§ Supplied information
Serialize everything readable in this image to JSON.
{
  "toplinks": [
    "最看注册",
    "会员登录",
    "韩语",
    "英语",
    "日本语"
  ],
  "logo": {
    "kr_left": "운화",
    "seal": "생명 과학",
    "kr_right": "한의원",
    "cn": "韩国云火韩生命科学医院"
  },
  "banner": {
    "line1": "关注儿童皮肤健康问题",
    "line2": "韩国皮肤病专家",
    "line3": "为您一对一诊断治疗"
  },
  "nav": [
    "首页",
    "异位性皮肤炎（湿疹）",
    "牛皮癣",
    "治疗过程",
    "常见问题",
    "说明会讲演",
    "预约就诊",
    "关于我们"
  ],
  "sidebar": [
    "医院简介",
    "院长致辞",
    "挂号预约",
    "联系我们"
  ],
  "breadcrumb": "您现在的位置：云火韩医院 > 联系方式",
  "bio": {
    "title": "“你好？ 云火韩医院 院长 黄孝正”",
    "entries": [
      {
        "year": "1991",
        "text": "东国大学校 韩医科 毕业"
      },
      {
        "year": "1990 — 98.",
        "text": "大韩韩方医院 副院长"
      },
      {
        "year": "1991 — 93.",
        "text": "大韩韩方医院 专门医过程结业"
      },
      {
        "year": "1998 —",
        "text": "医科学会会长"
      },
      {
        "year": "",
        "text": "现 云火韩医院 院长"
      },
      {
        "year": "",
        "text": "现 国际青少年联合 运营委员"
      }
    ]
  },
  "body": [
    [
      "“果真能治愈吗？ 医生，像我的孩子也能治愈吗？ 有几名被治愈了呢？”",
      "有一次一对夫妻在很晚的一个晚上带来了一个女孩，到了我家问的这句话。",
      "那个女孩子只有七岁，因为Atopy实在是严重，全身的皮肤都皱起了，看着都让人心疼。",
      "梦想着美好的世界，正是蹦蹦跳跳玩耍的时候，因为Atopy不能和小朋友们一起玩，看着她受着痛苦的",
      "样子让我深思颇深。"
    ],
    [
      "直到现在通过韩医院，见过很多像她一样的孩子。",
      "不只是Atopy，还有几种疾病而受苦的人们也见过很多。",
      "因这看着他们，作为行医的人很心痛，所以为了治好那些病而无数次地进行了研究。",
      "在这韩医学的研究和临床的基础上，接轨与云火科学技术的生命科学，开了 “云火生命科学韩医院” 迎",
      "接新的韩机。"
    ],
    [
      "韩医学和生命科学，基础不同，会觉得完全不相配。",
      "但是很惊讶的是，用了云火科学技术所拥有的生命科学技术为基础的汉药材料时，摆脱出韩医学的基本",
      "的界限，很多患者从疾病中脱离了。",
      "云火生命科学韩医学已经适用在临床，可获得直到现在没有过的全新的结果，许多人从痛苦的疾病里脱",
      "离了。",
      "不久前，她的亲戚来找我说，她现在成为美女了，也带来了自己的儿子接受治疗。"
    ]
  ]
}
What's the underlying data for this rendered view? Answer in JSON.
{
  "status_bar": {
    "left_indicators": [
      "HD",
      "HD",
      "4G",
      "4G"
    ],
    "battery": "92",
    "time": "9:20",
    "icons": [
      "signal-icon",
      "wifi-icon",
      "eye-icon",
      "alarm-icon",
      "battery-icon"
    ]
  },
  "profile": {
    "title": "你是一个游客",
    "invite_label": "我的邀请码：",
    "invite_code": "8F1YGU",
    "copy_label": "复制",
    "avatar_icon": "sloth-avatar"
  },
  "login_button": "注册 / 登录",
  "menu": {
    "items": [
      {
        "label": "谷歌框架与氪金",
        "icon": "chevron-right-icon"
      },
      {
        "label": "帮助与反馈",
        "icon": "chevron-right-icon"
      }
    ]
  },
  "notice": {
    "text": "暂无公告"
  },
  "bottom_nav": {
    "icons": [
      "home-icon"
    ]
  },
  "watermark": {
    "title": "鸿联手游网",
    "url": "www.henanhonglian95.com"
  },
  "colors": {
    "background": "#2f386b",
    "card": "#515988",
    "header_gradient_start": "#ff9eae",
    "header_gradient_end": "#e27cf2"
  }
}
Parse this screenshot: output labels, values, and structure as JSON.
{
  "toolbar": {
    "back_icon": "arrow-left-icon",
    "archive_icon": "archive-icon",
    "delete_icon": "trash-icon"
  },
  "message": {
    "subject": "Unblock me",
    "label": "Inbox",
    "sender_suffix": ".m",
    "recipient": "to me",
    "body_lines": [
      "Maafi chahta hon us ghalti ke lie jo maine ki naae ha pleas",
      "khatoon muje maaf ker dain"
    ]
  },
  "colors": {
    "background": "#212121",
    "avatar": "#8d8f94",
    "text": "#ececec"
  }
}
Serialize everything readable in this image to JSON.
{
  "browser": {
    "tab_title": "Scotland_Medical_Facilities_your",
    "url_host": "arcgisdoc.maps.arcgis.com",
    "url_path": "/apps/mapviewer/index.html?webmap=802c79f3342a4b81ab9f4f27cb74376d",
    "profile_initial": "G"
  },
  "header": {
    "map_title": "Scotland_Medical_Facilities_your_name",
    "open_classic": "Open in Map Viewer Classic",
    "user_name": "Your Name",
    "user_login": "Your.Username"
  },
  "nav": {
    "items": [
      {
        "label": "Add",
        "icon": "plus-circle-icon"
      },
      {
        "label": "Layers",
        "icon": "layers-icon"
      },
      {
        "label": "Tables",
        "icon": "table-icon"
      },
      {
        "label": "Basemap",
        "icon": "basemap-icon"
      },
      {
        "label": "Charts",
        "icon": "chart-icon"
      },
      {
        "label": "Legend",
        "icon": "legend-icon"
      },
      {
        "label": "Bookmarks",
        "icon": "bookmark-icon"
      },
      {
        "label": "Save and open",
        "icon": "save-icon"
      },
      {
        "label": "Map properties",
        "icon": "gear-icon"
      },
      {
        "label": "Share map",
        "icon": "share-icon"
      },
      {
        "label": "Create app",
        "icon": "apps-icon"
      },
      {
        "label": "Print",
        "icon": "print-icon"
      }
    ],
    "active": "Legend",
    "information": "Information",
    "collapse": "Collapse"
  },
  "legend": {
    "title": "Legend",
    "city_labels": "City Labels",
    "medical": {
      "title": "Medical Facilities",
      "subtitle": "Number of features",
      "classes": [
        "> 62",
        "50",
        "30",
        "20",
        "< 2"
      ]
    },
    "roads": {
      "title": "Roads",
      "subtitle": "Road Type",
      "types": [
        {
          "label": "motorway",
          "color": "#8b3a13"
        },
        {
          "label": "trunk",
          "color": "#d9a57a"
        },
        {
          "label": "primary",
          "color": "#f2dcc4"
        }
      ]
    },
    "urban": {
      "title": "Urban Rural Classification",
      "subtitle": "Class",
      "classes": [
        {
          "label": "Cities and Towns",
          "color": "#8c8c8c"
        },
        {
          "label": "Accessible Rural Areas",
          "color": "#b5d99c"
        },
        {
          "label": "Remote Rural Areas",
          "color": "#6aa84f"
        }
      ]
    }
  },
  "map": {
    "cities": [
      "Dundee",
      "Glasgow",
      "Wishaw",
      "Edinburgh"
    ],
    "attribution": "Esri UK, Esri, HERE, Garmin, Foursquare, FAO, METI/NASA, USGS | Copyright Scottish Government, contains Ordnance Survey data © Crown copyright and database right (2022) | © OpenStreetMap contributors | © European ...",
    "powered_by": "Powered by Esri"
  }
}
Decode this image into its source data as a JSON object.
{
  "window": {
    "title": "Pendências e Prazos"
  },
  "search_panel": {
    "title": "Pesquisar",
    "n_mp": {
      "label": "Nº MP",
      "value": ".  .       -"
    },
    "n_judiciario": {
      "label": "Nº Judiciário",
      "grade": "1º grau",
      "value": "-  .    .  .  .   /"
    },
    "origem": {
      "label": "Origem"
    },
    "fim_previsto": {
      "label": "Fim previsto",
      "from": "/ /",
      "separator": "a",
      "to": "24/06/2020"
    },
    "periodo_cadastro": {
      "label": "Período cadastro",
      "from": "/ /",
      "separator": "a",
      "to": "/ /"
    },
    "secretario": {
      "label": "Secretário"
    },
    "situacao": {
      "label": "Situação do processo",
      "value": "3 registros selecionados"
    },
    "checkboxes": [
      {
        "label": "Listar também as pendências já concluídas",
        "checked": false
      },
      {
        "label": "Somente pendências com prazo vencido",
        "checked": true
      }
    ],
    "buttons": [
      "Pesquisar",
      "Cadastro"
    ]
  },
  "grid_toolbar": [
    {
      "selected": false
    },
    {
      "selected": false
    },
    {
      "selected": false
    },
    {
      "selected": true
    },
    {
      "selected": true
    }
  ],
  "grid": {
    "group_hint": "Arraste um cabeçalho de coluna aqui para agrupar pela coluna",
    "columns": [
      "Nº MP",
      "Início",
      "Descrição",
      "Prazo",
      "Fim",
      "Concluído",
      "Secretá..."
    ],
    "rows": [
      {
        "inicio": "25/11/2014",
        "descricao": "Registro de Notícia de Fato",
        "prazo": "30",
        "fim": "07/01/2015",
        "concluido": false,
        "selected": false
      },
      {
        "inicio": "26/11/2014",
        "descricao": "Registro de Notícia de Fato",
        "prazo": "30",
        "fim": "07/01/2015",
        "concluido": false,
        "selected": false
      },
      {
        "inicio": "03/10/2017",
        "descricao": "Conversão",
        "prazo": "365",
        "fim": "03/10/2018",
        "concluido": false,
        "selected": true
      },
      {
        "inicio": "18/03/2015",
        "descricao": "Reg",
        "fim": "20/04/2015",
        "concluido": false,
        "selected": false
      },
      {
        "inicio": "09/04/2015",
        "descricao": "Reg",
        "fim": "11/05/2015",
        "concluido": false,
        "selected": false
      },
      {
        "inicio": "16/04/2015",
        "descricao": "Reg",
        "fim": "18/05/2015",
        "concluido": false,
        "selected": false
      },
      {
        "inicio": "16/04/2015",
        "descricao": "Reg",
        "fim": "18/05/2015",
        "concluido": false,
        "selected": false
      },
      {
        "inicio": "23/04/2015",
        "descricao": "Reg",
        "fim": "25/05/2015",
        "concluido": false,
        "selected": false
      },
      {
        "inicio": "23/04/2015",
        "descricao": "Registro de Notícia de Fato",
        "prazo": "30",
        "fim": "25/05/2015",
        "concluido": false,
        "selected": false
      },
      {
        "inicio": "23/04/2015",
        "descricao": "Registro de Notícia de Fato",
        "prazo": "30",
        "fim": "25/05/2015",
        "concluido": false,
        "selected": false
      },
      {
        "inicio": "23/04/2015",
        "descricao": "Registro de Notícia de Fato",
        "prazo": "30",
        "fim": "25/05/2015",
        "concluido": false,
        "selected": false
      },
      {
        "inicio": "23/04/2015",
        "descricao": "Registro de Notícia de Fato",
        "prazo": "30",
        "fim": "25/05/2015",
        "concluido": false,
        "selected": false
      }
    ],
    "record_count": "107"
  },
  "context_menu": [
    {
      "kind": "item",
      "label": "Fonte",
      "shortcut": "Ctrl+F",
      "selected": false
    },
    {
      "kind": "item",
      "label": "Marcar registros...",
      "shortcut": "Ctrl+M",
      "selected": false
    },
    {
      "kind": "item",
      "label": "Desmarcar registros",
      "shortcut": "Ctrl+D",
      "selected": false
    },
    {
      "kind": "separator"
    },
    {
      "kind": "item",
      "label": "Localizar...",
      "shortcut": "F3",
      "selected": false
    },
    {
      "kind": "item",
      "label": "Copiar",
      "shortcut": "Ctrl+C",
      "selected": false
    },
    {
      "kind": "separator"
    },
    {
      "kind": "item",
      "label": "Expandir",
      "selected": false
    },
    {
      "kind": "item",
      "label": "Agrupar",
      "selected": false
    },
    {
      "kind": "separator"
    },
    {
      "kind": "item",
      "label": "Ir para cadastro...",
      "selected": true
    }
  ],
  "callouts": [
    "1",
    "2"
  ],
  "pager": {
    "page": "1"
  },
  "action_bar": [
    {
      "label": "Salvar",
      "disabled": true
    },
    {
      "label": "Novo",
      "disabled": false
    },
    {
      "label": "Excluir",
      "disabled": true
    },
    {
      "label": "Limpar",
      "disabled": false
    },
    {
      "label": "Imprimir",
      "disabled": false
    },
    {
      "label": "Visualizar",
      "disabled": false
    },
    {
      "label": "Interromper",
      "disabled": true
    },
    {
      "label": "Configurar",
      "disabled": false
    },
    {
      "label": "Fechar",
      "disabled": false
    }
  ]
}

§ Aim
Look through the material above and work out how many of its lines contain "data". State the number only.

§ Output of the exercise
3